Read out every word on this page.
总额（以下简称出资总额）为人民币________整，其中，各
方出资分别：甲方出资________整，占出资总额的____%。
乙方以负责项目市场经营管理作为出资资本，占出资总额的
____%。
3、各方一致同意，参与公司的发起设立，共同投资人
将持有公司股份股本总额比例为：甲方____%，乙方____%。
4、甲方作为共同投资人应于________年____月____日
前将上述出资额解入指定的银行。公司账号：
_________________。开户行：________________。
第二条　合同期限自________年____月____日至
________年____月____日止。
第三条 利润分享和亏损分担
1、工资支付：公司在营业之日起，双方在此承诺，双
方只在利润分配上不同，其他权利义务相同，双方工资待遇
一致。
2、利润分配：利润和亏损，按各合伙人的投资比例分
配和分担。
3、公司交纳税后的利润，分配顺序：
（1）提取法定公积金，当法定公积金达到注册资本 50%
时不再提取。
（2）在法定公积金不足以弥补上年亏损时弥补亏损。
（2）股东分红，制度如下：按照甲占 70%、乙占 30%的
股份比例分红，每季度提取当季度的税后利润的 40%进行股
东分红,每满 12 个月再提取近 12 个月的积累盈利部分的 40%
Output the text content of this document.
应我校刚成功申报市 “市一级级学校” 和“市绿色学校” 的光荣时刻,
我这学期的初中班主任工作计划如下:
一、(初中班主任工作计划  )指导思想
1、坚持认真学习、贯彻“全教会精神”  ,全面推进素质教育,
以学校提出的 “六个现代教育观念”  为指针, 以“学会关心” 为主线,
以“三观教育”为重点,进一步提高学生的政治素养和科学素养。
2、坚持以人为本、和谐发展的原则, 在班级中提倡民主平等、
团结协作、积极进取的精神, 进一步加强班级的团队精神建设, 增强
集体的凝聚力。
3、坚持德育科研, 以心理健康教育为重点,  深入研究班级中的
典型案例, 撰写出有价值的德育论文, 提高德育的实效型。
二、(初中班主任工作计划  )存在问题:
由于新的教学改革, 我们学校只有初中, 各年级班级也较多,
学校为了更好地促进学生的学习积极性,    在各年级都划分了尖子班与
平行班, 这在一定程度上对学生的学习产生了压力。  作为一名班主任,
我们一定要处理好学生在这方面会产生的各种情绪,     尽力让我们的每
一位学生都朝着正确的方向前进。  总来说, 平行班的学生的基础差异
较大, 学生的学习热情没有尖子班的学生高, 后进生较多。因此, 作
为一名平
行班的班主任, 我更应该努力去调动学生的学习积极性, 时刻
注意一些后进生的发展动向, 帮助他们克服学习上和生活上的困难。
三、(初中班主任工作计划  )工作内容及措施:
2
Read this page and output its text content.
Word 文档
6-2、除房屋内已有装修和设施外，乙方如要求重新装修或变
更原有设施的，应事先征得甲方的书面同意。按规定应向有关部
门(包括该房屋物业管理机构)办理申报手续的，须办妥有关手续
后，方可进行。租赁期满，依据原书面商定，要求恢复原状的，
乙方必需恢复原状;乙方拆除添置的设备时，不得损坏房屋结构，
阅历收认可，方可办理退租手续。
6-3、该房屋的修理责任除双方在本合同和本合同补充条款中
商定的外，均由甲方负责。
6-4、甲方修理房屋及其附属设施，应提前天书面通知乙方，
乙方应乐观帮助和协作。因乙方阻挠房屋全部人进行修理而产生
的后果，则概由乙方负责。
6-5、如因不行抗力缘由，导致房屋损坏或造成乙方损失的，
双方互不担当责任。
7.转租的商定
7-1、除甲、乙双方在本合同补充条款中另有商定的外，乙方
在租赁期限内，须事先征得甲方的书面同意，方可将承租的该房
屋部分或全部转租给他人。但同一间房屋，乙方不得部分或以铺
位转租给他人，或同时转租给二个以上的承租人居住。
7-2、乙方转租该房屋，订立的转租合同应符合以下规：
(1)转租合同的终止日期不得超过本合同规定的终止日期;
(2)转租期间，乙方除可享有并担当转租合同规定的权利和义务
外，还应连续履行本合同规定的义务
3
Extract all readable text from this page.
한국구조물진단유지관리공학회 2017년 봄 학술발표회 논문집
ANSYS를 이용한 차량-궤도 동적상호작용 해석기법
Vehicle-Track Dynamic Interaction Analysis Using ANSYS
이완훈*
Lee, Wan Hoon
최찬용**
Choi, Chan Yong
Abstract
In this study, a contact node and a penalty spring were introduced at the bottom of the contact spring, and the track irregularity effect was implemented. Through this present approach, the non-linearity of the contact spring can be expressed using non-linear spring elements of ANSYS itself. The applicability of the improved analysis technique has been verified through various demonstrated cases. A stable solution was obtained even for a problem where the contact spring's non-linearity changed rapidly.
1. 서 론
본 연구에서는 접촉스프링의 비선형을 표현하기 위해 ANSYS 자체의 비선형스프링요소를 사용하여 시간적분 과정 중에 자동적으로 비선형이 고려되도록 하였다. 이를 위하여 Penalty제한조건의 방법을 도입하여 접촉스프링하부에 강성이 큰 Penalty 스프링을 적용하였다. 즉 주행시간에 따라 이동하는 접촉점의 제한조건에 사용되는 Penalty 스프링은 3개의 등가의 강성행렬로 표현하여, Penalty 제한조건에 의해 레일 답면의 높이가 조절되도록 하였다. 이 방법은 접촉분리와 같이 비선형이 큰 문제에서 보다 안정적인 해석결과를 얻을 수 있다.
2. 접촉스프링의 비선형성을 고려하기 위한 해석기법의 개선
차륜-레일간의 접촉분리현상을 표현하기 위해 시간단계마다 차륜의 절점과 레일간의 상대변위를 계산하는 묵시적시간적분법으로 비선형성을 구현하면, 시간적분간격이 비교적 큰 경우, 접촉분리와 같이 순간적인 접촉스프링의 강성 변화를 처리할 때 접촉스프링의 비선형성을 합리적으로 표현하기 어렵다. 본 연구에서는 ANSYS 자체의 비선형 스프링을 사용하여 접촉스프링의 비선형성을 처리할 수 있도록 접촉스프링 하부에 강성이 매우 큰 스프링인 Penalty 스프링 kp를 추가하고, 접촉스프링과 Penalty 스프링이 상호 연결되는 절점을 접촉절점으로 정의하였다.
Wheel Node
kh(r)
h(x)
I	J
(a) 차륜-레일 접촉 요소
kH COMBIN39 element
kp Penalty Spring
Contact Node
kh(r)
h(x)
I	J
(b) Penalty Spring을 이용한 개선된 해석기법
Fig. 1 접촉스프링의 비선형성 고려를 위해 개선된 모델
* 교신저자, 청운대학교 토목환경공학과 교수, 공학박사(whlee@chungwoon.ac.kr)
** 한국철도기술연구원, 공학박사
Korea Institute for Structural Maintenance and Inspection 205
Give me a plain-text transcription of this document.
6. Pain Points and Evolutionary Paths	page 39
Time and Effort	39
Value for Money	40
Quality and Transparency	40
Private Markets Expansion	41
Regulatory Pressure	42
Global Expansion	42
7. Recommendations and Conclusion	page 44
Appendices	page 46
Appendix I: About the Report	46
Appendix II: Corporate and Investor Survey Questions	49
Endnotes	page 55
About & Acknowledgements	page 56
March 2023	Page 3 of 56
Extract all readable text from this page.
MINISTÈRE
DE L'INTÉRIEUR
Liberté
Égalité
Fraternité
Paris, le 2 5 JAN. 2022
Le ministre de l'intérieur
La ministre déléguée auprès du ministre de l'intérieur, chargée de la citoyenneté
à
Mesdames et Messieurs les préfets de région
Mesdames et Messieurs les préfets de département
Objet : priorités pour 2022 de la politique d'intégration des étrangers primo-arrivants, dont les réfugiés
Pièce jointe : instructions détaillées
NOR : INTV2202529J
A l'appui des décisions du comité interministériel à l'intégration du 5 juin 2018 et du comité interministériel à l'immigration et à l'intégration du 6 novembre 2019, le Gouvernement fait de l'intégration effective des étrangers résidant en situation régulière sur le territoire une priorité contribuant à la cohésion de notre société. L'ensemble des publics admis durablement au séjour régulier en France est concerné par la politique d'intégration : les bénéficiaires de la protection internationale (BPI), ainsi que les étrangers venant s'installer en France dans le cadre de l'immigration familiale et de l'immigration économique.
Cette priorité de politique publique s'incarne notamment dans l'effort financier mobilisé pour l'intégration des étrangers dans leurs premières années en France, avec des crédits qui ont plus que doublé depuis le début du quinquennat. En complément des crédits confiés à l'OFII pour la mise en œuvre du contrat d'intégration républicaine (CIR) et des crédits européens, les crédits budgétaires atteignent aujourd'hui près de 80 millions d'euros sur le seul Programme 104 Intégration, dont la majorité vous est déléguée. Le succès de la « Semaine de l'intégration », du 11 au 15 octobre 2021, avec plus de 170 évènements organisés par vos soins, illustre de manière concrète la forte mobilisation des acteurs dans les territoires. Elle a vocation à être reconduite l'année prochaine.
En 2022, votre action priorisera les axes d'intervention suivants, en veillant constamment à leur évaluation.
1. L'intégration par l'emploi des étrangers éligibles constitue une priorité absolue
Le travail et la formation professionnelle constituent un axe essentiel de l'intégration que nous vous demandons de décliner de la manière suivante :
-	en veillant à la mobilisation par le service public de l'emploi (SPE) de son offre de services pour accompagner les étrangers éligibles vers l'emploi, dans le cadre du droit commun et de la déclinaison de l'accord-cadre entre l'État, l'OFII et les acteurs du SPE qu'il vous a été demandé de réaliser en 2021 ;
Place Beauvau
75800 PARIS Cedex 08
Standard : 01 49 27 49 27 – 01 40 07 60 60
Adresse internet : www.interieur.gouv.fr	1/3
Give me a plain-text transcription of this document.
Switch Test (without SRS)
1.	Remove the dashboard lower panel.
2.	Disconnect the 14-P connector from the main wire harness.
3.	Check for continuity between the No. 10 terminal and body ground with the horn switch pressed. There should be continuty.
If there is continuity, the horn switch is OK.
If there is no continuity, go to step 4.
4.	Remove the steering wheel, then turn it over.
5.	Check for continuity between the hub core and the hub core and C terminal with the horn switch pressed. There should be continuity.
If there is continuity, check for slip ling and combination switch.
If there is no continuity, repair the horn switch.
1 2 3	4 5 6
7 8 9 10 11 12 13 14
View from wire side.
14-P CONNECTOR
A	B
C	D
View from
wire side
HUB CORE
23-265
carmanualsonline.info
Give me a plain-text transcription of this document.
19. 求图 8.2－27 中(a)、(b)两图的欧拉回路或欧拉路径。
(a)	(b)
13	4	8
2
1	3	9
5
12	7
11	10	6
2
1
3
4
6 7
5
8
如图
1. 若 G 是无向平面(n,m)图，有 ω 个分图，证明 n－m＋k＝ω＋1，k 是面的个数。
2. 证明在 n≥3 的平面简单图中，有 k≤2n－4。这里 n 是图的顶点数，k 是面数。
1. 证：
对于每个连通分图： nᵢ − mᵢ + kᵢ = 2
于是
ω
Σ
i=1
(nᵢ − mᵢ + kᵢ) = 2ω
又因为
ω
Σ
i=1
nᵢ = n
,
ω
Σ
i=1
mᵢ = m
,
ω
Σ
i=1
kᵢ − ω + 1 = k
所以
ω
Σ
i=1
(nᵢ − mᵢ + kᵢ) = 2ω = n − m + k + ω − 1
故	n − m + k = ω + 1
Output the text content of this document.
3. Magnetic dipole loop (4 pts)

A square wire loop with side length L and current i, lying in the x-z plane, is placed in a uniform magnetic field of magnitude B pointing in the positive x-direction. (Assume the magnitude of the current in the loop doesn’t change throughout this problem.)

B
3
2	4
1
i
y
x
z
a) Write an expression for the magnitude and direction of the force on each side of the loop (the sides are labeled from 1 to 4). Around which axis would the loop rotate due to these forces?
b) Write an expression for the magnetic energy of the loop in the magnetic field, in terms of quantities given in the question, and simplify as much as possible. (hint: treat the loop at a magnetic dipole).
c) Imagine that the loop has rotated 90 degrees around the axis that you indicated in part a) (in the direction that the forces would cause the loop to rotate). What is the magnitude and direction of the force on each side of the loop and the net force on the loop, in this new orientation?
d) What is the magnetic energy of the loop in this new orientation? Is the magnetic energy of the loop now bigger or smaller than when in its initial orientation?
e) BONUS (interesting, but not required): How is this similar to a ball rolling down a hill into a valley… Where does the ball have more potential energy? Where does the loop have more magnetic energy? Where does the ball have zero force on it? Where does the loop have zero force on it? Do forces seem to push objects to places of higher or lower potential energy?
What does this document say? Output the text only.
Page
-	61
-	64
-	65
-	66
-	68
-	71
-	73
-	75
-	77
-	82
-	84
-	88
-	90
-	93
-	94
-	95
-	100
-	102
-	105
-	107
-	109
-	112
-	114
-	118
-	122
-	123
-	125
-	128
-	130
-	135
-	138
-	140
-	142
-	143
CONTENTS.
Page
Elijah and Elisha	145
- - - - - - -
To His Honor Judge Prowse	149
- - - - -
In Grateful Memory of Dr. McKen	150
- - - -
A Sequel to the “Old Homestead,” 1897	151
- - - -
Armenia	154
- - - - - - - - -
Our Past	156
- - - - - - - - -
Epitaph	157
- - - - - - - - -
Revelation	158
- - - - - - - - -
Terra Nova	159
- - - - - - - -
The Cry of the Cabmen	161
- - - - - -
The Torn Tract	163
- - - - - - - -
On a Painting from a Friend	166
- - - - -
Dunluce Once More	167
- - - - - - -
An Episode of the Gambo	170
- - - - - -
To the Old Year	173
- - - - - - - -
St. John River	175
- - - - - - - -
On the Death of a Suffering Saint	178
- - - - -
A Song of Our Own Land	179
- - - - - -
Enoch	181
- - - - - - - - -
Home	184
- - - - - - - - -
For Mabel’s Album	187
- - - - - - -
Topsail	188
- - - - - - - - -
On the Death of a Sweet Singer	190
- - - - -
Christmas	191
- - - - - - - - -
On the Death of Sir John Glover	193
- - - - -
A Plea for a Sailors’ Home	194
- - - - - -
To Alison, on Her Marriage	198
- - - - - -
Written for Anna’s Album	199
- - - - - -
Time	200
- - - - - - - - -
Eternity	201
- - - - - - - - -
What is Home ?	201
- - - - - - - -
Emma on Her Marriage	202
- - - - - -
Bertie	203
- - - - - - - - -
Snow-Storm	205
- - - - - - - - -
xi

═══

## Exercise
Return every line above that contains the word "Mesdames".

## In response
Mesdames et Messieurs les préfets de région
Mesdames et Messieurs les préfets de département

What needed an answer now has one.